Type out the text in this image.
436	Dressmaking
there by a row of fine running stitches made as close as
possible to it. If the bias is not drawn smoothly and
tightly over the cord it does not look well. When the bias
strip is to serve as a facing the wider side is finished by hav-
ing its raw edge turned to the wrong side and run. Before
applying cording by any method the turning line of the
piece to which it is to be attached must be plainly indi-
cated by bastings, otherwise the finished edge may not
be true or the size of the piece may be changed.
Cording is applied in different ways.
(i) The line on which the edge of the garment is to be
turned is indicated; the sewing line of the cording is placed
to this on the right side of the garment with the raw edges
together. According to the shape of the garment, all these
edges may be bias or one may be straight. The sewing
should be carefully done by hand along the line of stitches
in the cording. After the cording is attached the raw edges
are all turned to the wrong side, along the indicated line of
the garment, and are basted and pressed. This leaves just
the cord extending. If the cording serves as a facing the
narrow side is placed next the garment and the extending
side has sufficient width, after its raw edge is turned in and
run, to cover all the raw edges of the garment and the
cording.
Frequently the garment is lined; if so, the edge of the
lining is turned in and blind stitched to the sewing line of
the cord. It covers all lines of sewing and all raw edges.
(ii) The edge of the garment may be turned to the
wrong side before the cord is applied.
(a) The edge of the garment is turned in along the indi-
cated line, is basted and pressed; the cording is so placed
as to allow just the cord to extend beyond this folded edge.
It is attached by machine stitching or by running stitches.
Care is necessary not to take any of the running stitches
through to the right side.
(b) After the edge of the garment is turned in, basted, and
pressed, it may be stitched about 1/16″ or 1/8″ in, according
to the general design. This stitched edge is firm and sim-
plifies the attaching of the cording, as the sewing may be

■ ■ ■ ■ ■

■ **Exercise task**
Return each line with "attached".

■ **Written solution**
piece to which it is to be attached must be plainly indi-
in the cording. After the cording is attached the raw edges
It is attached by machine stitching or by running stitches.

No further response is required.